Exercise instructions. Copy the full set of lines exactly as given.

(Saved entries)

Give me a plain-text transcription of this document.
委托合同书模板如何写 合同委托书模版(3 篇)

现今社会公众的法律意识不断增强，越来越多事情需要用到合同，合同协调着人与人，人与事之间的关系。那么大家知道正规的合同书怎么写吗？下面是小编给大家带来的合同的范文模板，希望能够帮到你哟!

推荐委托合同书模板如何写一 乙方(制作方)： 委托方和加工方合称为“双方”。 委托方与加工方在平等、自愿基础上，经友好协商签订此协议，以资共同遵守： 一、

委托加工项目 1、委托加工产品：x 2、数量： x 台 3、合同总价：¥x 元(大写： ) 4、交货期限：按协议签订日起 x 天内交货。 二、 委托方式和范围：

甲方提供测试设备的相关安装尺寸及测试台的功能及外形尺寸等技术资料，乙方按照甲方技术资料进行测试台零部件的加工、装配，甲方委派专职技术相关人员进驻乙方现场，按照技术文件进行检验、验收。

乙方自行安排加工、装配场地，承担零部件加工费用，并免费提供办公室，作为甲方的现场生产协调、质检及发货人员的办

Result of the task.
Give me a plain-text transcription of this document.
委托合同书模板如何写 合同委托书模版(3 篇)

现今社会公众的法律意识不断增强，越来越多事情需要用到合同，合同协调着人与人，人与事之间的关系。那么大家知道正规的合同书怎么写吗？下面是小编给大家带来的合同的范文模板，希望能够帮到你哟!

推荐委托合同书模板如何写一 乙方(制作方)： 委托方和加工方合称为“双方”。 委托方与加工方在平等、自愿基础上，经友好协商签订此协议，以资共同遵守： 一、

委托加工项目 1、委托加工产品：x 2、数量： x 台 3、合同总价：¥x 元(大写： ) 4、交货期限：按协议签订日起 x 天内交货。 二、 委托方式和范围：

甲方提供测试设备的相关安装尺寸及测试台的功能及外形尺寸等技术资料，乙方按照甲方技术资料进行测试台零部件的加工、装配，甲方委派专职技术相关人员进驻乙方现场，按照技术文件进行检验、验收。

乙方自行安排加工、装配场地，承担零部件加工费用，并免费提供办公室，作为甲方的现场生产协调、质检及发货人员的办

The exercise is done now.